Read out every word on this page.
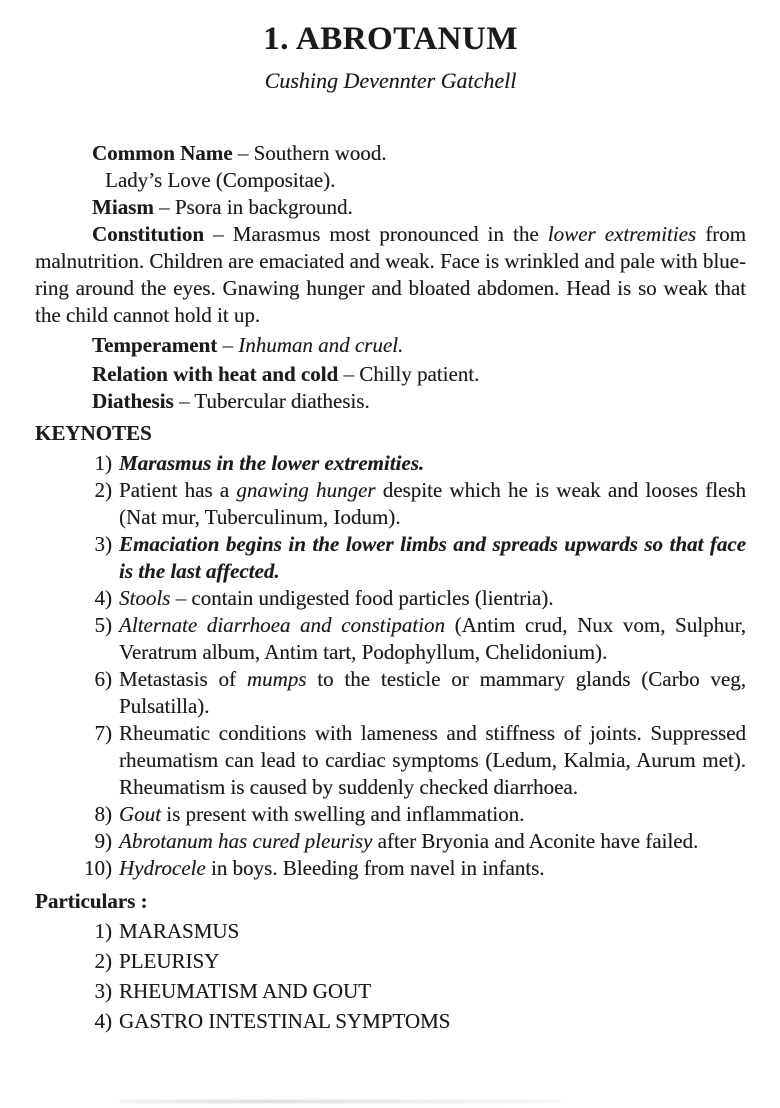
1. ABROTANUM
Cushing Devennter Gatchell

Common Name – Southern wood.

Lady’s Love (Compositae).

Miasm – Psora in background.

Constitution – Marasmus most pronounced in the lower extremities from malnutrition. Children are emaciated and weak. Face is wrinkled and pale with blue-ring around the eyes. Gnawing hunger and bloated abdomen. Head is so weak that the child cannot hold it up.

Temperament – Inhuman and cruel.

Relation with heat and cold – Chilly patient.

Diathesis – Tubercular diathesis.

KEYNOTES
1) Marasmus in the lower extremities.
2) Patient has a gnawing hunger despite which he is weak and looses flesh (Nat mur, Tuberculinum, Iodum).
3) Emaciation begins in the lower limbs and spreads upwards so that face is the last affected.
4) Stools – contain undigested food particles (lientria).
5) Alternate diarrhoea and constipation (Antim crud, Nux vom, Sulphur, Veratrum album, Antim tart, Podophyllum, Chelidonium).
6) Metastasis of mumps to the testicle or mammary glands (Carbo veg, Pulsatilla).
7) Rheumatic conditions with lameness and stiffness of joints. Suppressed rheumatism can lead to cardiac symptoms (Ledum, Kalmia, Aurum met). Rheumatism is caused by suddenly checked diarrhoea.
8) Gout is present with swelling and inflammation.
9) Abrotanum has cured pleurisy after Bryonia and Aconite have failed.
10) Hydrocele in boys. Bleeding from navel in infants.
Particulars :
1) MARASMUS
2) PLEURISY
3) RHEUMATISM AND GOUT
4) GASTRO INTESTINAL SYMPTOMS
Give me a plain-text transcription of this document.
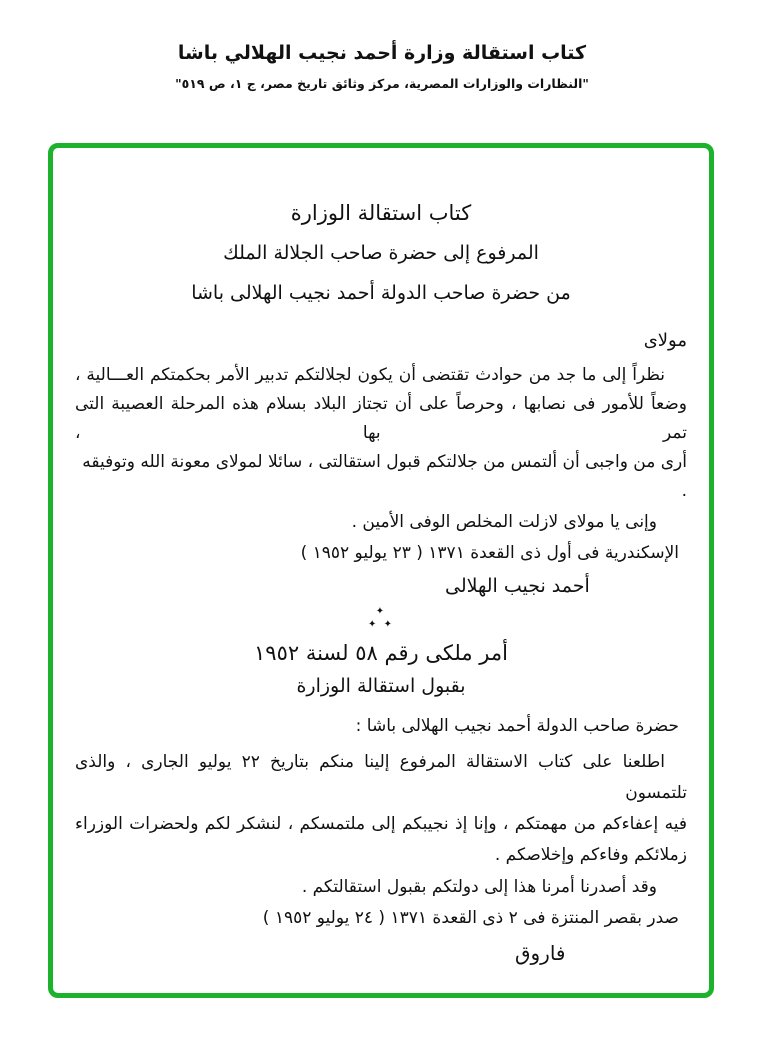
كتاب استقالة وزارة أحمد نجيب الهلالي باشا
"النظارات والوزارات المصرية، مركز وثائق تاريخ مصر، ج ١، ص ٥١٩"
كتاب استقالة الوزارة
المرفوع إلى حضرة صاحب الجلالة الملك
من حضرة صاحب الدولة أحمد نجيب الهلالى باشا
مولاى
نظراً إلى ما جد من حوادث تقتضى أن يكون لجلالتكم تدبير الأمر بحكمتكم العـــالية ،
وضعاً للأمور فى نصابها ، وحرصاً على أن تجتاز البلاد بسلام هذه المرحلة العصيبة التى تمر بها ،
أرى من واجبى أن ألتمس من جلالتكم قبول استقالتى ، سائلا لمولاى معونة الله وتوفيقه .
وإنى يا مولاى لازلت المخلص الوفى الأمين .
الإسكندرية فى أول ذى القعدة ١٣٧١ ( ٢٣ يوليو ١٩٥٢ )
أحمد نجيب الهلالى
✦
✦ ✦
أمر ملكى رقم ٥٨ لسنة ١٩٥٢
بقبول استقالة الوزارة
حضرة صاحب الدولة أحمد نجيب الهلالى باشا :
اطلعنا على كتاب الاستقالة المرفوع إلينا منكم بتاريخ ٢٢ يوليو الجارى ، والذى تلتمسون
فيه إعفاءكم من مهمتكم ، وإنا إذ نجيبكم إلى ملتمسكم ، لنشكر لكم ولحضرات الوزراء
زملائكم وفاءكم وإخلاصكم .
وقد أصدرنا أمرنا هذا إلى دولتكم بقبول استقالتكم .
صدر بقصر المنتزة فى ٢ ذى القعدة ١٣٧١ ( ٢٤ يوليو ١٩٥٢ )
فاروق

++++++++

Task instructions:
Only lines with "this" are wanted here; list each of them.

Answer for the task:
Read out every word on this page.
Give me a plain-text transcription of this document.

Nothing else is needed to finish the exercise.